GIVEN DATA →
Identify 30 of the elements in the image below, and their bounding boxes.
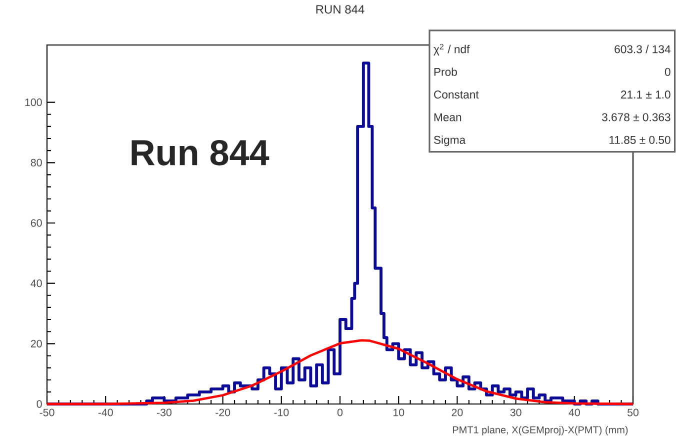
x-tick-label: 50 <box>627 408 639 416</box>
annotation: 11.85 ± 0.50 <box>610 136 670 144</box>
x-tick-label: -30 <box>156 408 172 416</box>
x-tick-label: 0 <box>337 408 343 416</box>
annotation: Mean <box>434 113 462 122</box>
y-tick-label: 0 <box>36 400 42 408</box>
x-tick-label: 40 <box>568 408 580 416</box>
annotation: Constant <box>434 90 479 99</box>
y-tick-label: 100 <box>25 98 42 106</box>
x-tick-label: -20 <box>216 408 230 416</box>
x-tick-label: 30 <box>510 408 522 416</box>
x-tick-label: -50 <box>40 408 54 416</box>
chart-title: RUN 844 <box>316 5 364 14</box>
x-tick-label: 10 <box>393 408 404 416</box>
annotation: χ$^{2}$ / ndf <box>434 44 470 56</box>
annotation: Sigma <box>434 136 466 146</box>
y-tick-label: 80 <box>30 158 42 166</box>
y-tick-label: 60 <box>30 219 42 227</box>
annotation: Run 844 <box>132 140 270 166</box>
text: 0 <box>664 68 670 76</box>
x-axis-title: PMT1 plane, X(GEMproj)-X(PMT) (mm) <box>452 426 628 436</box>
annotation: 21.1 ± 1.0 <box>621 90 670 99</box>
x-tick-label: -10 <box>274 408 289 416</box>
annotation: 3.678 ± 0.363 <box>602 113 670 122</box>
y-tick-label: 20 <box>30 340 42 348</box>
x-tick-label: -40 <box>98 408 113 416</box>
annotation: 603.3 / 134 <box>614 44 670 54</box>
y-tick-label: 40 <box>30 280 42 288</box>
annotation: Prob <box>434 68 457 76</box>
x-tick-label: 20 <box>452 408 463 416</box>
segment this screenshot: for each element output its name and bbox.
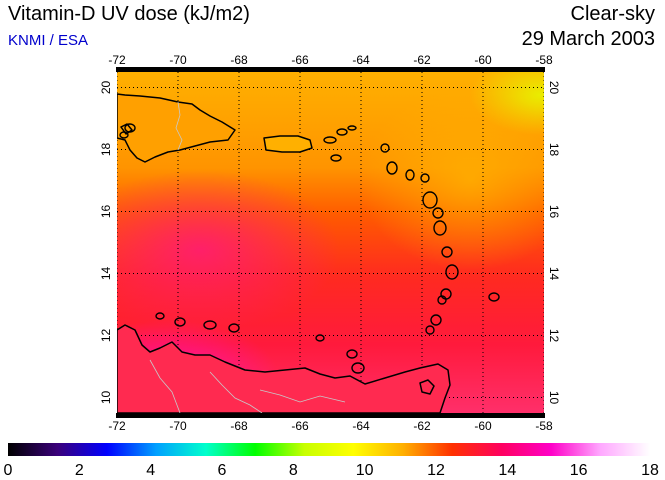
island-outline	[124, 123, 136, 133]
longitude-ticks-top: -72 -70 -68 -66 -64 -62 -60 -58	[108, 53, 553, 67]
colorbar: 0 2 4 6 8 10 12 14 16 18	[4, 443, 659, 479]
lon-tick-label-bottom: -58	[535, 419, 553, 433]
colorbar-ramp	[8, 443, 650, 456]
lon-tick-label-bottom: -68	[230, 419, 248, 433]
colorbar-tick-label: 10	[356, 462, 374, 479]
colorbar-tick-label: 16	[570, 462, 588, 479]
lat-tick-label-right: 20	[547, 81, 561, 95]
lon-tick-label-bottom: -72	[108, 419, 126, 433]
island-outline	[174, 317, 186, 327]
island-outline	[430, 314, 442, 326]
lat-tick-label-left: 10	[99, 391, 113, 405]
lat-tick-label-left: 12	[99, 329, 113, 343]
longitude-ticks-bottom: -72 -70 -68 -66 -64 -62 -60 -58	[108, 419, 553, 433]
trinidad-coastline	[419, 379, 435, 395]
island-outline	[441, 246, 453, 258]
lat-tick-label-right: 14	[547, 267, 561, 281]
island-outline	[433, 220, 447, 236]
colorbar-tick-label: 18	[641, 462, 659, 479]
colorbar-tick-label: 6	[218, 462, 227, 479]
island-outline	[228, 323, 240, 333]
map-title: Vitamin-D UV dose (kJ/m2)	[8, 3, 250, 25]
lon-tick-label-bottom: -60	[474, 419, 492, 433]
lon-tick-label-bottom: -70	[169, 419, 187, 433]
island-outline	[488, 292, 500, 302]
lat-tick-label-right: 16	[547, 205, 561, 219]
island-outline	[386, 161, 398, 175]
island-outline	[425, 325, 435, 335]
lat-tick-label-left: 14	[99, 267, 113, 281]
colorbar-tick-label: 14	[498, 462, 516, 479]
island-outline	[420, 173, 430, 183]
lon-tick-label-bottom: -62	[413, 419, 431, 433]
latitude-ticks-right: 10 12 14 16 18 20	[547, 81, 561, 405]
island-outline	[405, 169, 415, 181]
lat-tick-label-right: 18	[547, 143, 561, 157]
island-outlines	[119, 123, 500, 374]
island-outline	[445, 264, 459, 280]
lon-tick-label-top: -58	[535, 53, 553, 67]
island-outline	[323, 136, 337, 144]
lon-tick-label-bottom: -64	[352, 419, 370, 433]
puerto-rico-coastline	[263, 135, 313, 153]
island-outline	[315, 334, 325, 342]
lon-tick-label-top: -60	[474, 53, 492, 67]
lon-tick-label-top: -70	[169, 53, 187, 67]
lat-tick-label-right: 12	[547, 329, 561, 343]
island-outline	[432, 207, 444, 219]
lon-tick-label-top: -72	[108, 53, 126, 67]
island-outline	[380, 143, 390, 153]
latitude-ticks-left: 10 12 14 16 18 20	[99, 81, 113, 405]
lon-tick-label-top: -64	[352, 53, 370, 67]
date-label: 29 March 2003	[521, 28, 655, 50]
lon-tick-label-top: -68	[230, 53, 248, 67]
island-outline	[336, 128, 348, 136]
colorbar-tick-label: 2	[75, 462, 84, 479]
colorbar-tick-label: 0	[4, 462, 13, 479]
island-outline	[351, 362, 365, 374]
map-frame	[116, 67, 545, 418]
south-america-coastline	[117, 324, 451, 413]
lon-tick-label-bottom: -66	[291, 419, 309, 433]
island-outline	[155, 312, 165, 320]
island-outline	[203, 320, 217, 330]
credit-label: KNMI / ESA	[8, 32, 89, 49]
lat-tick-label-left: 20	[99, 81, 113, 95]
island-outline	[330, 154, 342, 162]
country-borders	[149, 101, 346, 413]
lat-tick-label-left: 18	[99, 143, 113, 157]
lat-tick-label-left: 16	[99, 205, 113, 219]
lon-tick-label-top: -62	[413, 53, 431, 67]
island-outline	[346, 349, 358, 359]
lat-tick-label-right: 10	[547, 391, 561, 405]
island-outline	[347, 125, 357, 131]
colorbar-tick-label: 8	[289, 462, 298, 479]
lon-tick-label-top: -66	[291, 53, 309, 67]
colorbar-tick-label: 4	[146, 462, 155, 479]
colorbar-tick-label: 12	[427, 462, 445, 479]
island-outline	[437, 295, 447, 305]
island-outline	[422, 191, 438, 209]
sky-condition-label: Clear-sky	[570, 3, 655, 25]
island-outline	[119, 131, 129, 139]
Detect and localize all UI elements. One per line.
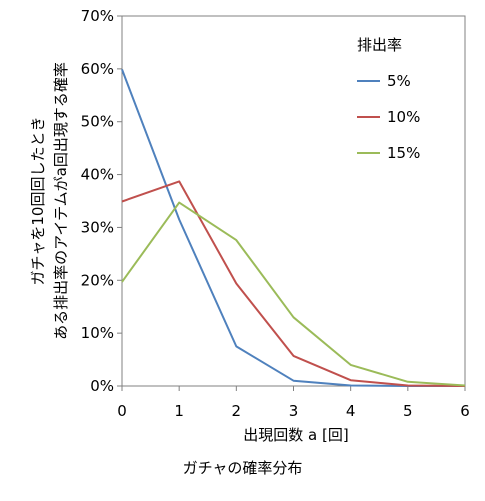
legend-title: 排出率 xyxy=(357,36,402,54)
series-lines xyxy=(121,69,466,387)
x-axis-title: 出現回数 a [回] xyxy=(243,426,348,444)
y-axis-ticks: 0% 10% 20% 30% 40% 50% 60% 70% xyxy=(81,7,122,395)
x-axis-ticks: 0 1 2 3 4 5 6 xyxy=(117,386,470,420)
y-tick-label: 40% xyxy=(81,166,114,184)
y-tick-label: 50% xyxy=(81,113,114,131)
x-tick-label: 2 xyxy=(232,402,242,420)
y-axis-title-line: ある排出率のアイテムがa回出現する確率 xyxy=(52,62,70,340)
x-tick-label: 5 xyxy=(403,402,413,420)
legend: 排出率 5% 10% 15% xyxy=(357,36,420,162)
legend-entry-label: 10% xyxy=(387,108,420,126)
x-tick-label: 4 xyxy=(346,402,356,420)
figure-caption: ガチャの確率分布 xyxy=(182,459,303,477)
line-chart: ガチャを10回回したとき ある排出率のアイテムがa回出現する確率 0%10%20%… xyxy=(29,7,470,444)
y-tick-label: 10% xyxy=(81,324,114,342)
legend-entry-label: 15% xyxy=(387,144,420,162)
series-line xyxy=(121,201,466,387)
x-tick-label: 0 xyxy=(117,402,127,420)
plot-area xyxy=(121,15,466,387)
x-tick-label: 3 xyxy=(289,402,299,420)
series-line xyxy=(121,180,466,387)
legend-entry-label: 5% xyxy=(387,72,411,90)
y-axis-title: ガチャを10回回したとき ある排出率のアイテムがa回出現する確率 xyxy=(29,62,70,340)
y-tick-label: 70% xyxy=(81,7,114,25)
y-tick-label: 20% xyxy=(81,271,114,289)
y-tick-label: 60% xyxy=(81,60,114,78)
y-axis-title-line: ガチャを10回回したとき xyxy=(29,117,47,286)
x-tick-label: 1 xyxy=(174,402,184,420)
y-tick-label: 30% xyxy=(81,218,114,236)
x-tick-label: 6 xyxy=(460,402,470,420)
y-tick-label: 0% xyxy=(90,377,114,395)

REQUIREMENTS →
Put every line from the one containing "123, 136, 133]" down to the one containing "462, 227, 479]", both included, into a Markdown table with the columns "No." and "Line". Number the rows and leave out any blank lines.

RIGHT ANSWER →
| No. | Line |
|---|---|
| 1 | island-outline	[124, 123, 136, 133] |
| 2 | longitude-ticks-top: -72 -70 -68 -66 -64 -62 -60 -58	[108, 53, 553, 67] |
| 3 | colorbar: 0 2 4 6 8 10 12 14 16 18	[4, 443, 659, 479] |
| 4 | lon-tick-label-bottom: -58	[535, 419, 553, 433] |
| 5 | colorbar-ramp	[8, 443, 650, 456] |
| 6 | lon-tick-label-bottom: -68	[230, 419, 248, 433] |
| 7 | colorbar-tick-label: 10	[356, 462, 374, 479] |
| 8 | colorbar-tick-label: 16	[570, 462, 588, 479] |
| 9 | lat-tick-label-right: 20	[547, 81, 561, 95] |
| 10 | lon-tick-label-bottom: -72	[108, 419, 126, 433] |
| 11 | island-outline	[174, 317, 186, 327] |
| 12 | island-outline	[430, 314, 442, 326] |
| 13 | lat-tick-label-left: 10	[99, 391, 113, 405] |
| 14 | lat-tick-label-left: 12	[99, 329, 113, 343] |
| 15 | longitude-ticks-bottom: -72 -70 -68 -66 -64 -62 -60 -58	[108, 419, 553, 433] |
| 16 | trinidad-coastline	[419, 379, 435, 395] |
| 17 | island-outline	[441, 246, 453, 258] |
| 18 | lat-tick-label-right: 14	[547, 267, 561, 281] |
| 19 | island-outline	[433, 220, 447, 236] |
| 20 | colorbar-tick-label: 18	[641, 462, 659, 479] |
| 21 | colorbar-tick-label: 6	[218, 462, 227, 479] |